- [Exercise prompt]: Wherever the string "каждого" occurs in a line of these records, report that line.

Data listing:

################

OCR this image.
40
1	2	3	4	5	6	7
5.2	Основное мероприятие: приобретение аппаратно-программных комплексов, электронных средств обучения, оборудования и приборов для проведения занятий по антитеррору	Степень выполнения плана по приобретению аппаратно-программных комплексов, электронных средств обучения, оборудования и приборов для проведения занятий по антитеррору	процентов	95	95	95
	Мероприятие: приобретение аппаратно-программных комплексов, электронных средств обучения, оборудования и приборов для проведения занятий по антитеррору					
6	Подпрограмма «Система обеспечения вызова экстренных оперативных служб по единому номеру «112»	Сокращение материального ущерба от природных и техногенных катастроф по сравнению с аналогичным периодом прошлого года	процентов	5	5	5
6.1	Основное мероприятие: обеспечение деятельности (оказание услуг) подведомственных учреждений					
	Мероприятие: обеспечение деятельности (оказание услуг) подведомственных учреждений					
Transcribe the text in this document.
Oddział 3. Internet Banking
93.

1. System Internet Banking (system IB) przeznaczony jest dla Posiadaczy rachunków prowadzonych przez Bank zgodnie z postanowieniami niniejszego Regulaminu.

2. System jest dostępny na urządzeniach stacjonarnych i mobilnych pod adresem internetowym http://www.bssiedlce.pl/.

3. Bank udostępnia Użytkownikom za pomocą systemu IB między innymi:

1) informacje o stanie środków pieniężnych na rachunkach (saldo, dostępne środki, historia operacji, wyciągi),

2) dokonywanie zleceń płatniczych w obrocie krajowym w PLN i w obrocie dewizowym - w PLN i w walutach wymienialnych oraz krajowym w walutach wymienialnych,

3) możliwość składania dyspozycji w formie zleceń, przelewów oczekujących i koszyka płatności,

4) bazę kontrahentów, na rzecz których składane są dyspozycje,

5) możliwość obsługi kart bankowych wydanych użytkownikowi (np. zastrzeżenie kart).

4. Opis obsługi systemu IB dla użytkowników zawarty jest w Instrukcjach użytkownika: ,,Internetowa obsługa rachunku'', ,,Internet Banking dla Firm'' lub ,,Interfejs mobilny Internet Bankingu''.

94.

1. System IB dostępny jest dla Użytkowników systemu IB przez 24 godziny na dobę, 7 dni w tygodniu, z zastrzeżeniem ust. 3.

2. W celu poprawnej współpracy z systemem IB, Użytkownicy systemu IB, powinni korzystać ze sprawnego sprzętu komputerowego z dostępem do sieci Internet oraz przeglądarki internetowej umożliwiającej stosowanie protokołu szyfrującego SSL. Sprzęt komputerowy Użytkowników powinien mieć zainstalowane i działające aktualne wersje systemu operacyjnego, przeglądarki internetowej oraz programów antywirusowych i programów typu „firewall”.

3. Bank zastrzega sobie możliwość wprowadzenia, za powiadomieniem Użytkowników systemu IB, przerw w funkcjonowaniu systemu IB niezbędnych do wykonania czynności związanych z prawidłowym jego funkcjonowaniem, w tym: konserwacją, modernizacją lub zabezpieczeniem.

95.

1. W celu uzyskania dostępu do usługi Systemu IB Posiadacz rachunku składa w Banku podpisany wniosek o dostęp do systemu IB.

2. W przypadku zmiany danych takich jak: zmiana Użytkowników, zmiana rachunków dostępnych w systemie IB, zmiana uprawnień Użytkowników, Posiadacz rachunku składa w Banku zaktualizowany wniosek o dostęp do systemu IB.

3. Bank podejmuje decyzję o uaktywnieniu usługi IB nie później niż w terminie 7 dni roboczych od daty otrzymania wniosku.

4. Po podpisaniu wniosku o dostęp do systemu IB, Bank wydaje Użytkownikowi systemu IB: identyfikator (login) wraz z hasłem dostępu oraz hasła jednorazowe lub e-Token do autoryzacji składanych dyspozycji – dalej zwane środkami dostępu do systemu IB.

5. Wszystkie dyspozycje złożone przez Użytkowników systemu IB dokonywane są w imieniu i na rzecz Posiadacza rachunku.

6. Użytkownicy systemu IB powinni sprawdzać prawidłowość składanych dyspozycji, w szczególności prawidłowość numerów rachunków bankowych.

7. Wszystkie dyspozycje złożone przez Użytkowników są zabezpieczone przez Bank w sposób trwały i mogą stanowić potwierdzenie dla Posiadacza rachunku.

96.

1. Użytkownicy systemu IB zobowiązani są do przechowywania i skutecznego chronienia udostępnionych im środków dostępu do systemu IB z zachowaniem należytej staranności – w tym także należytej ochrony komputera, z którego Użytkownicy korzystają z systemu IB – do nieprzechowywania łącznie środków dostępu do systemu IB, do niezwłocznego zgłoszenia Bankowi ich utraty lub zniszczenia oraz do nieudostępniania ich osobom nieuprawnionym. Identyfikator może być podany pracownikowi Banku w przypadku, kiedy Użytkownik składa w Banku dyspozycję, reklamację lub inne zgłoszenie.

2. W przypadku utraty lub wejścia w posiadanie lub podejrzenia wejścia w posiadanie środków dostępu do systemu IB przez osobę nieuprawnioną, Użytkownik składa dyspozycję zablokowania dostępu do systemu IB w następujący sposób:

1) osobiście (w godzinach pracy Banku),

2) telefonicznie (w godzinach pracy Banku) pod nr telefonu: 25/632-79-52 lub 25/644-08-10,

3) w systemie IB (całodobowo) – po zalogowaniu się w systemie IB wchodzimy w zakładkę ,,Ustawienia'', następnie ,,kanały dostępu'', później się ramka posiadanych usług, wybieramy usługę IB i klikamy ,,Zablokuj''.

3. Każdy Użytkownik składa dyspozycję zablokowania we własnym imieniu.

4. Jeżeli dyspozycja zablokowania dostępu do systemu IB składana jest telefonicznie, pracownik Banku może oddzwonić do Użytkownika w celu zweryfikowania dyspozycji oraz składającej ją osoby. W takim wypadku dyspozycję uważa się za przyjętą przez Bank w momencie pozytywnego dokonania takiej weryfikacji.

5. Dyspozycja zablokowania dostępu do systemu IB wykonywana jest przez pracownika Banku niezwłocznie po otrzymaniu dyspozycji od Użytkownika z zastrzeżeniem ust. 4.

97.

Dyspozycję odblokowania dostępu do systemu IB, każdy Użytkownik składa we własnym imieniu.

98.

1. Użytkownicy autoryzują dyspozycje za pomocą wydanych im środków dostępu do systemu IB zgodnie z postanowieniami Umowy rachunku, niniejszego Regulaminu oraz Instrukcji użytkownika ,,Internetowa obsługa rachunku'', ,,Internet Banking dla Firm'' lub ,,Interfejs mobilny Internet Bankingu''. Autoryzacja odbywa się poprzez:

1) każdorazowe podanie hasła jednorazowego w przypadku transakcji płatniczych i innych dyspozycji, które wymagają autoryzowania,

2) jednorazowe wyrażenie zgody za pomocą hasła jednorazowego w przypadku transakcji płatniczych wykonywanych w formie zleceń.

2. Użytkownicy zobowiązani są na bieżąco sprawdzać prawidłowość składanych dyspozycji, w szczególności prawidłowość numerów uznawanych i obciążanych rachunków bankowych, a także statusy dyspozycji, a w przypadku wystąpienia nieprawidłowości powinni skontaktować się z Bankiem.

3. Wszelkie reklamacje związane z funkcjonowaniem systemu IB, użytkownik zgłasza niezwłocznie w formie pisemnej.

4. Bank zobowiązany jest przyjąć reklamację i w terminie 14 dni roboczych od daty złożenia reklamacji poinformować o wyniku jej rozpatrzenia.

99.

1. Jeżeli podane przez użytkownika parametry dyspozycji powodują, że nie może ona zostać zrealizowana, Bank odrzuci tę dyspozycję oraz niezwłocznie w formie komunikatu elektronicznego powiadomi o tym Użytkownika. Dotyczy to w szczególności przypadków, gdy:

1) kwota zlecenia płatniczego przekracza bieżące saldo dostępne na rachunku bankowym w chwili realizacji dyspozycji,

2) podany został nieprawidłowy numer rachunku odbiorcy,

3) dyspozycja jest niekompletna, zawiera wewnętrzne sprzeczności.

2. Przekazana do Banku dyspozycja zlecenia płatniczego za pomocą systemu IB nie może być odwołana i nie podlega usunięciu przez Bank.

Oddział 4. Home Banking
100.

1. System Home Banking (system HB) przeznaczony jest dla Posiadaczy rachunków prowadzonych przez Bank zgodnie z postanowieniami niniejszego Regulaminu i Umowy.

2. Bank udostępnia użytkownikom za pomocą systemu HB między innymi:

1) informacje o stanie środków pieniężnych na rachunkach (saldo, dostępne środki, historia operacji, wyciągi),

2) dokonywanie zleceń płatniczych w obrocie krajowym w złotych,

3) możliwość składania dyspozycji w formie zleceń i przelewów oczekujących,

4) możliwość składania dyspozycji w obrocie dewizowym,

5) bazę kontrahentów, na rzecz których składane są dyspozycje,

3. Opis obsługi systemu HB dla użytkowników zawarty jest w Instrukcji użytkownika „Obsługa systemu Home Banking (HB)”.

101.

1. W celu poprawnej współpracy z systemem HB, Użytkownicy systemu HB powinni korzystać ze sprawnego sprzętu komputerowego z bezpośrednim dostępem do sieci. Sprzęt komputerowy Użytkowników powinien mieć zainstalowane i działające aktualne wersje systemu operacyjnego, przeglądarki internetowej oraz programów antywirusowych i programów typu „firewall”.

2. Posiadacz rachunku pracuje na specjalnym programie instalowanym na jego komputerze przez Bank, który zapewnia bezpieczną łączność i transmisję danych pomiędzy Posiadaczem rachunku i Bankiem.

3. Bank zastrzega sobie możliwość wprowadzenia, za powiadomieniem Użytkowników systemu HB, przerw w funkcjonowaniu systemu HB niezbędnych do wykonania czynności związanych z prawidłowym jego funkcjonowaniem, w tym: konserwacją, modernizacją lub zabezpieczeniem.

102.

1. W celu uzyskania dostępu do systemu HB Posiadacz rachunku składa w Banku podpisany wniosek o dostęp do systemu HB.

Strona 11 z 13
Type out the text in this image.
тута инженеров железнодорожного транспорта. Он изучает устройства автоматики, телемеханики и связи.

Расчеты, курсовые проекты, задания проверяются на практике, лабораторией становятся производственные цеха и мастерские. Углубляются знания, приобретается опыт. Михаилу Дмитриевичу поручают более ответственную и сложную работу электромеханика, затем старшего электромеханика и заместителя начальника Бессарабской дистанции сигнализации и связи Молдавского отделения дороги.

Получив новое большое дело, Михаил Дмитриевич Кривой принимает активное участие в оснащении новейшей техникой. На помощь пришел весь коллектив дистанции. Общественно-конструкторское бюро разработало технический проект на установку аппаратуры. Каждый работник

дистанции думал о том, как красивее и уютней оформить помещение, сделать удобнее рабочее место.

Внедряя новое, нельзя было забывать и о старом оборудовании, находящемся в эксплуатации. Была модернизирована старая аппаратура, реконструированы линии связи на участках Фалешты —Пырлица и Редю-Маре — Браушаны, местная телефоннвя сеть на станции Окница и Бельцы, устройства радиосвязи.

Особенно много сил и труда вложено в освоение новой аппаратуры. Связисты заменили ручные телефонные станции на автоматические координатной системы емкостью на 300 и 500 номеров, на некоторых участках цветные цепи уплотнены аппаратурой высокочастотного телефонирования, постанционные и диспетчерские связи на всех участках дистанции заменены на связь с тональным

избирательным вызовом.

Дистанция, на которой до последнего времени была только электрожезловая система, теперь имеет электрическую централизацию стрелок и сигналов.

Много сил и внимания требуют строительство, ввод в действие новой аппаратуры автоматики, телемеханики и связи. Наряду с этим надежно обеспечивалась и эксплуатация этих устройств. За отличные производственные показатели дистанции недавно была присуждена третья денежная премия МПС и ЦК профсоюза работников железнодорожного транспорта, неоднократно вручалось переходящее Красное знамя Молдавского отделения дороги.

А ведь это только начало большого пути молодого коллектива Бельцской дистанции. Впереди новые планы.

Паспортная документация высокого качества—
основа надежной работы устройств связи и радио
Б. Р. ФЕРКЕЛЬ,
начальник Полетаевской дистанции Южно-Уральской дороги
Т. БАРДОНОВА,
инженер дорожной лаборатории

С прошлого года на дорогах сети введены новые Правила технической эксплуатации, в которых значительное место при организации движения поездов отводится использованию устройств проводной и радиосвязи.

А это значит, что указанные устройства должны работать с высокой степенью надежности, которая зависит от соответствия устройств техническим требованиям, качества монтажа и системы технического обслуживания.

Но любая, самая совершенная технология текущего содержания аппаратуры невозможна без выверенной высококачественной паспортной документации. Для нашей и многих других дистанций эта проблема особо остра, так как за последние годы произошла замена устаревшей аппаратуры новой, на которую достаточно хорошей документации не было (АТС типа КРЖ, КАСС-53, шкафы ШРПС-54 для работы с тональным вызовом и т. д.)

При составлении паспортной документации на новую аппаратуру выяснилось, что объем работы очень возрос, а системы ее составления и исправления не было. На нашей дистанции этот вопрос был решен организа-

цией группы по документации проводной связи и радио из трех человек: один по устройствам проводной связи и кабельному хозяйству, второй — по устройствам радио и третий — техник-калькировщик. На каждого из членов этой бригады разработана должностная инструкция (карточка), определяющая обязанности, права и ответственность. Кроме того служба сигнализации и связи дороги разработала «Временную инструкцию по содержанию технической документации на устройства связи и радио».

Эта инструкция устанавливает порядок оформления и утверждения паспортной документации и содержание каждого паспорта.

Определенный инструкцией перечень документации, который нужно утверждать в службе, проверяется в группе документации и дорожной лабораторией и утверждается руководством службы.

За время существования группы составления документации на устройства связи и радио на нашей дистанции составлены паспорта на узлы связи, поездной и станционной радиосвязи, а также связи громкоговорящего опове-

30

################

- [Task result]:
цией группы по документации проводной связи и радио из трех человек: один по устройствам проводной связи и кабельному хозяйству, второй — по устройствам радио и третий — техник-калькировщик. На каждого из членов этой бригады разработана должностная инструкция (карточка), определяющая обязанности, права и ответственность. Кроме того служба сигнализации и связи дороги разработала «Временную инструкцию по содержанию технической документации на устройства связи и радио».
Эта инструкция устанавливает порядок оформления и утверждения паспортной документации и содержание каждого паспорта.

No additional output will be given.